■ **Exercise goal**
Using the records below, please work out how many lines contain "Projects"; answer with the number alone.

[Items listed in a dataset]
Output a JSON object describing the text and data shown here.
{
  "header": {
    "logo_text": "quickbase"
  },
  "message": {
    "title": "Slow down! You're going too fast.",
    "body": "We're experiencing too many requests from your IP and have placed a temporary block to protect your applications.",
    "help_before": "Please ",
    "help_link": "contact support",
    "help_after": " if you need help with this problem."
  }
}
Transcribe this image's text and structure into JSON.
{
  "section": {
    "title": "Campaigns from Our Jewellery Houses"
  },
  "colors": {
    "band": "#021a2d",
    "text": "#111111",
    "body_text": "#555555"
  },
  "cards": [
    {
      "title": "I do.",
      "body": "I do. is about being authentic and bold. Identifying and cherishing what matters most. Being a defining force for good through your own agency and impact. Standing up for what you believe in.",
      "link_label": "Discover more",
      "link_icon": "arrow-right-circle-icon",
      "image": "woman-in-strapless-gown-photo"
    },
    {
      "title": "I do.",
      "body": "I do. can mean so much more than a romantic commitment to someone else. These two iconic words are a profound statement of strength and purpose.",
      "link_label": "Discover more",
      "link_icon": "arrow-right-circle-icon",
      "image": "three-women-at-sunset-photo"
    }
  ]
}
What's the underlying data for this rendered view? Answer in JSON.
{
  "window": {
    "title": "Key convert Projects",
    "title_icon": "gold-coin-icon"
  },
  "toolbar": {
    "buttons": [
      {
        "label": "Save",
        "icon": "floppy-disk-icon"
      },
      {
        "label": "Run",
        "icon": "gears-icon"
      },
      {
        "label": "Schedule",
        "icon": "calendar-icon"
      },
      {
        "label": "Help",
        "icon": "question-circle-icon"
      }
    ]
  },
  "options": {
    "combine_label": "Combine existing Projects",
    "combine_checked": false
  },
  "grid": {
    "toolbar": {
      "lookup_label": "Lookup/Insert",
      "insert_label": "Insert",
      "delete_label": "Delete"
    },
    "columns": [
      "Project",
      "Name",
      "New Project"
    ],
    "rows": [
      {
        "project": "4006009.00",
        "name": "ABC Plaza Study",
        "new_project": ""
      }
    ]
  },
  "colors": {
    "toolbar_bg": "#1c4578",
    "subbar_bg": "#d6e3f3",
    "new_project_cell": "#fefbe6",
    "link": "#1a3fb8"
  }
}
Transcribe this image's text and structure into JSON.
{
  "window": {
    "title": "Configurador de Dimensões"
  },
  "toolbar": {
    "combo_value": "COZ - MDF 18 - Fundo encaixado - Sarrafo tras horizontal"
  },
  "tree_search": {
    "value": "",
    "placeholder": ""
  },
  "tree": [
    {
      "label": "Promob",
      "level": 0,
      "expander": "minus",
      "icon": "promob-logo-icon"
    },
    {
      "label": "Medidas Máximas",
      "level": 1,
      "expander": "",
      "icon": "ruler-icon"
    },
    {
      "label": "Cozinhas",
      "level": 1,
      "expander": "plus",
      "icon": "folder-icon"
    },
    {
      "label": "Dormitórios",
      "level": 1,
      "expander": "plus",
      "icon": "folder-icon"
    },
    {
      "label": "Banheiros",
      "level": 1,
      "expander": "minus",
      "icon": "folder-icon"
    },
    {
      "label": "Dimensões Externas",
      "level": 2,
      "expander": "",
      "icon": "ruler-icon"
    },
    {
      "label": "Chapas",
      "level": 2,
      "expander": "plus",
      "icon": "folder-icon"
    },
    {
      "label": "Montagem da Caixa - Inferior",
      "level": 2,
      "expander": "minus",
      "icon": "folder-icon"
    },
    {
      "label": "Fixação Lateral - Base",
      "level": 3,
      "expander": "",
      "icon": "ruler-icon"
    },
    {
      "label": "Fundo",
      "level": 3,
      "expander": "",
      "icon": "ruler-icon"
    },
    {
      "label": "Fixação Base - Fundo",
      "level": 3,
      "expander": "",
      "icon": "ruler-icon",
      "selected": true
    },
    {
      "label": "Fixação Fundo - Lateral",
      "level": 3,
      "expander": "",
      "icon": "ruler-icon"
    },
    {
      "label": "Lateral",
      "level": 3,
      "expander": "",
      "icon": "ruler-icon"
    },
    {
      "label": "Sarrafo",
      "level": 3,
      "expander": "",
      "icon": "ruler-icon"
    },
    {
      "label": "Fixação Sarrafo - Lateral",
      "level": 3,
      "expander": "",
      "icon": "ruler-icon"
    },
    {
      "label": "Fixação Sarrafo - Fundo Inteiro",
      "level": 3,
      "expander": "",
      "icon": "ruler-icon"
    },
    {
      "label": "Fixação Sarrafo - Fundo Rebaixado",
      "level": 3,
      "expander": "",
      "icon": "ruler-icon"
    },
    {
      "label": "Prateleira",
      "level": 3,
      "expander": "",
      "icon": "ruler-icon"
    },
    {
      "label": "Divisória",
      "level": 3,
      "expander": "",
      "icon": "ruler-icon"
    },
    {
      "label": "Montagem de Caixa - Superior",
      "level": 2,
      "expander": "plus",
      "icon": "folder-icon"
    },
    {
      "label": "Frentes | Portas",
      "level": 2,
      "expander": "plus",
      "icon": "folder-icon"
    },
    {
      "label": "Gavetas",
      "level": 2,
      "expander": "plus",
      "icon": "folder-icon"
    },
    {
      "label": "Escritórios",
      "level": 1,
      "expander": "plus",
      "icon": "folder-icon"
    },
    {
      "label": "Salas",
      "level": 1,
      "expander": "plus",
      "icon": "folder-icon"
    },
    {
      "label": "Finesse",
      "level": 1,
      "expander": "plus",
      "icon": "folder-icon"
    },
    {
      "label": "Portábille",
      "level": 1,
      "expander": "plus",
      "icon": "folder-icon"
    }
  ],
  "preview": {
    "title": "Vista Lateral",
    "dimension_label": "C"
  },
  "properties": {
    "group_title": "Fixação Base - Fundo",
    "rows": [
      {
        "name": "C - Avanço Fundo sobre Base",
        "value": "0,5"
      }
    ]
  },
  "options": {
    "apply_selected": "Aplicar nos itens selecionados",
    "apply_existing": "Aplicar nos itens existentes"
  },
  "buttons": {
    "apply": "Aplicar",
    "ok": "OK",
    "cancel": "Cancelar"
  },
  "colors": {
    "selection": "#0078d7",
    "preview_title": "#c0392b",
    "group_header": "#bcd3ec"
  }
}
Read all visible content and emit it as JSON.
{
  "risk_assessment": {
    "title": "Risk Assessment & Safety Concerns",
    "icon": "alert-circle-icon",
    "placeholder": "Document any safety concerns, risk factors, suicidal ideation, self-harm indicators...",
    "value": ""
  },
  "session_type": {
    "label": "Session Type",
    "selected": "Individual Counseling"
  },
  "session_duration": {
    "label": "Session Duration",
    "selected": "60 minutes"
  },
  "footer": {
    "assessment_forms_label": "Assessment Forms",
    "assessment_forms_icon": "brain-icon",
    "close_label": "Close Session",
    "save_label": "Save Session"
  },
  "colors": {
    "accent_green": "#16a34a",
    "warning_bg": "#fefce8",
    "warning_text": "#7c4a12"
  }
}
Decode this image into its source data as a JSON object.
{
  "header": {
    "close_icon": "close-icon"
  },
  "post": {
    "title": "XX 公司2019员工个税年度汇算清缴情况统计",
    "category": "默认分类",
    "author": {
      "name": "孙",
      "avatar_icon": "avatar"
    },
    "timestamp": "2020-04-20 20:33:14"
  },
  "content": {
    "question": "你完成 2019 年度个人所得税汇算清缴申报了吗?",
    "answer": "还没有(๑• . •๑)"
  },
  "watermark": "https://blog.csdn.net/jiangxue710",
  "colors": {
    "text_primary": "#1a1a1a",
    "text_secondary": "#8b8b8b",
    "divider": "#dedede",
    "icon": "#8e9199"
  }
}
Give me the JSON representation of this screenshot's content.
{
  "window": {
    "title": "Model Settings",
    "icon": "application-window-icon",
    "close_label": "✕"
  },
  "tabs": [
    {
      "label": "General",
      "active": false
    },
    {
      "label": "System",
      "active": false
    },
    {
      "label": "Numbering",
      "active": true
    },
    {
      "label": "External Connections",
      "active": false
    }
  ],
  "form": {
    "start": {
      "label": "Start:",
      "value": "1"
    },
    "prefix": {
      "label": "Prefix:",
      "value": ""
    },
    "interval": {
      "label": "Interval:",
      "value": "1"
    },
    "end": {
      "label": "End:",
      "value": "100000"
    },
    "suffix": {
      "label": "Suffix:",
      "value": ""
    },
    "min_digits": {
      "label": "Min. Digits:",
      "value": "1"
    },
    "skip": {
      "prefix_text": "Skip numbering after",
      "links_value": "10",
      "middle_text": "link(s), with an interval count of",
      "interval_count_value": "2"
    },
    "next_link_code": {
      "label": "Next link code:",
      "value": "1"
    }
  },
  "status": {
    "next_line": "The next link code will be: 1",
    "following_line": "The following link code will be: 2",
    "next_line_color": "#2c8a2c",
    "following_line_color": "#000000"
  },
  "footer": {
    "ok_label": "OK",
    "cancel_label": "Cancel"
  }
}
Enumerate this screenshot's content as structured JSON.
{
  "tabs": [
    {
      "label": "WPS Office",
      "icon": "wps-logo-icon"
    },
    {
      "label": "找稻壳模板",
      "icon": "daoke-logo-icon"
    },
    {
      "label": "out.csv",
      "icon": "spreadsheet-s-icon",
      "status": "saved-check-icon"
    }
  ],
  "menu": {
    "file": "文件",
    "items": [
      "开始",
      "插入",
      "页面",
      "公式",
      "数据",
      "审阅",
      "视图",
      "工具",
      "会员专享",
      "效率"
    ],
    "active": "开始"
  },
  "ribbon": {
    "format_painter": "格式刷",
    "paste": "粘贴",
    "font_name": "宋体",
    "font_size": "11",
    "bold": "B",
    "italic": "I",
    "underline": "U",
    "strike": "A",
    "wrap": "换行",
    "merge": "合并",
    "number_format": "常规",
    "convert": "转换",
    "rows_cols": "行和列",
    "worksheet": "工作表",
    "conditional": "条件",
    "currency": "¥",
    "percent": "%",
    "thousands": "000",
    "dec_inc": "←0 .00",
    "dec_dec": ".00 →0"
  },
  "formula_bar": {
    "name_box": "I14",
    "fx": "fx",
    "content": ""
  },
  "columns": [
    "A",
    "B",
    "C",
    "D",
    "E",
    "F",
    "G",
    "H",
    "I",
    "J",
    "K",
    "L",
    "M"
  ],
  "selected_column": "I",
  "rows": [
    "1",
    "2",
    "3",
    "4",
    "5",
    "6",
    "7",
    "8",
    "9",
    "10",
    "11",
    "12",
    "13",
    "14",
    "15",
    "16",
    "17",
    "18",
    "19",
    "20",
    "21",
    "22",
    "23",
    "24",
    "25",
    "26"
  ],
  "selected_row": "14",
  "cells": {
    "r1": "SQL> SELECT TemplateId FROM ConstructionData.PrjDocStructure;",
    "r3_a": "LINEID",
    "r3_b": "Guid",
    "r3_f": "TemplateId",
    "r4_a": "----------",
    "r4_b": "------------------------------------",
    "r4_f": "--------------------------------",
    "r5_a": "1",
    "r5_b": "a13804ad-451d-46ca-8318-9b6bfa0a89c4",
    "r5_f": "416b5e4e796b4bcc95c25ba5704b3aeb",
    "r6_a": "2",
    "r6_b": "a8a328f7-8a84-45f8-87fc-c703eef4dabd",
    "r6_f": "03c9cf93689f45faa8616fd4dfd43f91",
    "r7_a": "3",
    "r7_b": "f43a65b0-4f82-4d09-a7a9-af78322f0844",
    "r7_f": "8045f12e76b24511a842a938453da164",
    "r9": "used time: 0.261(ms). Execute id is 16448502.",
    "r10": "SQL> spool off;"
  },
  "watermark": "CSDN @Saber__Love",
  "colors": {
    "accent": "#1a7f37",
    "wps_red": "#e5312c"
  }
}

■ **Written response**
2